> TO DO
Copy each line where the word "persamaan" occurs.

(Data entries)
'''
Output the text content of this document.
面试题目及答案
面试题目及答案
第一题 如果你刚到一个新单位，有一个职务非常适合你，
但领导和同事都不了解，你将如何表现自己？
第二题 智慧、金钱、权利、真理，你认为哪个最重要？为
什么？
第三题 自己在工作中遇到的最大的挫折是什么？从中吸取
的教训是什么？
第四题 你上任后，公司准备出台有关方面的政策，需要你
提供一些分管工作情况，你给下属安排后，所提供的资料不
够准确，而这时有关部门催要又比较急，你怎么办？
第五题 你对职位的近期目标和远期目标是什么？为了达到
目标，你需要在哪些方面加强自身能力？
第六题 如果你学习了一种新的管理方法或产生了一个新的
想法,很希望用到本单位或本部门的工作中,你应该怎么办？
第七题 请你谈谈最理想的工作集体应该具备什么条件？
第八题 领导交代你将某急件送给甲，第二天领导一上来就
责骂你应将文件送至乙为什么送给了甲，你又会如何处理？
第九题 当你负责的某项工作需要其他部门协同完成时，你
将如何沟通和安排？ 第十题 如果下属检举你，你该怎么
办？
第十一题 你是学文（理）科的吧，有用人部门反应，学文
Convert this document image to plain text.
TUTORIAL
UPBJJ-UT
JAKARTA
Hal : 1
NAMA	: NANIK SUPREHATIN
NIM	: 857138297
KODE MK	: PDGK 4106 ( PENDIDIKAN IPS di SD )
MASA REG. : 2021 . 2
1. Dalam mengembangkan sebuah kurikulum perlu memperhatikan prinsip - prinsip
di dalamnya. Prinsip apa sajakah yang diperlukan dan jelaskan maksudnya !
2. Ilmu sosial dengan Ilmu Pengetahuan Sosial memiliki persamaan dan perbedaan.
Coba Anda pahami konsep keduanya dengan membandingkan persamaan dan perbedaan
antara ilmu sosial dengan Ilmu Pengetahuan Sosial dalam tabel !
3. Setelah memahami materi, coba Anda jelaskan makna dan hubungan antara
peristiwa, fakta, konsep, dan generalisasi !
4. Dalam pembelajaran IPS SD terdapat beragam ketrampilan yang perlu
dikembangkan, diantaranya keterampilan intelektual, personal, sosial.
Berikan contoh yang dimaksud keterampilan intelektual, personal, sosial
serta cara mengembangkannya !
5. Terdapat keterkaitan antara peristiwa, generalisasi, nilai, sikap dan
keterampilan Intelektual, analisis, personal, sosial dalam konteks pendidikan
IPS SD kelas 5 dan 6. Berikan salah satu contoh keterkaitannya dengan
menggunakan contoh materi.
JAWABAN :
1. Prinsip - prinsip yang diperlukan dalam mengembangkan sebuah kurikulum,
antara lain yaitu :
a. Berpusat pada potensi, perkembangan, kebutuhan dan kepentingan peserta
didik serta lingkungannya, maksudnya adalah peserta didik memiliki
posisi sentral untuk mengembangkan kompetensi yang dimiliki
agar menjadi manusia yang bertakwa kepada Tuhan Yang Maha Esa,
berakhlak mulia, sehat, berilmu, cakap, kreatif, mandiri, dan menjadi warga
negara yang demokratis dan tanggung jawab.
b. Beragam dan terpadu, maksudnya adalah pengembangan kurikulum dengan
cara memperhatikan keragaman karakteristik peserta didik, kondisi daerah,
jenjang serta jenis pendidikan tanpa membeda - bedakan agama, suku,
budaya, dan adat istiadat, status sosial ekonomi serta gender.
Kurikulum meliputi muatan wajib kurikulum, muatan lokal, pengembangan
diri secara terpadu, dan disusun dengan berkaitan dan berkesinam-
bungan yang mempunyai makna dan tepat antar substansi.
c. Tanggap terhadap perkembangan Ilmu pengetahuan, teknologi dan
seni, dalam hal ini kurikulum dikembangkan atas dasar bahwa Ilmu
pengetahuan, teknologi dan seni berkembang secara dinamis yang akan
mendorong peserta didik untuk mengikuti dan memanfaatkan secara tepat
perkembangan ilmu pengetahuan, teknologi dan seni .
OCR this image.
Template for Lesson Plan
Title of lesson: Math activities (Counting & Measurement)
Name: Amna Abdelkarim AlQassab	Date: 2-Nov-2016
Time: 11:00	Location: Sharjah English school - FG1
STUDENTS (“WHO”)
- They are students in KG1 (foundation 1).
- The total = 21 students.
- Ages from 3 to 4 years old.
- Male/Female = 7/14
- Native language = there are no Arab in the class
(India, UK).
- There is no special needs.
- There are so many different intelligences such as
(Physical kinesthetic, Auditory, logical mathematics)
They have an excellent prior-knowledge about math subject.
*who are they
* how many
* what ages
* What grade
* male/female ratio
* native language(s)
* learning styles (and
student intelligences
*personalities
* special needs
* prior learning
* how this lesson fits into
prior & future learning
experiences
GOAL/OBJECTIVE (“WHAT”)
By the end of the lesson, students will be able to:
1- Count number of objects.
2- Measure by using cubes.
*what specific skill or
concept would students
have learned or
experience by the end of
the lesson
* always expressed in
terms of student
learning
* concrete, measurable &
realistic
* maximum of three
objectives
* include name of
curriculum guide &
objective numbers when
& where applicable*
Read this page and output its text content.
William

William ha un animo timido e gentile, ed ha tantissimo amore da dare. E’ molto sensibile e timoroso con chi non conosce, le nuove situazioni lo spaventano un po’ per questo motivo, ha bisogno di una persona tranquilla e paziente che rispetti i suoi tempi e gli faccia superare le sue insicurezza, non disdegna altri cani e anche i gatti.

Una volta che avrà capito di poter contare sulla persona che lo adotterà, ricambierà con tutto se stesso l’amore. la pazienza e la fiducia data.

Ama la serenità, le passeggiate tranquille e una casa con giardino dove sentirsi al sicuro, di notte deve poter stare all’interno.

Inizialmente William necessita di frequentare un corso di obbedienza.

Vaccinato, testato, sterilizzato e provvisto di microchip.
'''
> RESPONSE
2. Ilmu sosial dengan Ilmu Pengetahuan Sosial memiliki persamaan dan perbedaan.
Coba Anda pahami konsep keduanya dengan membandingkan persamaan dan perbedaan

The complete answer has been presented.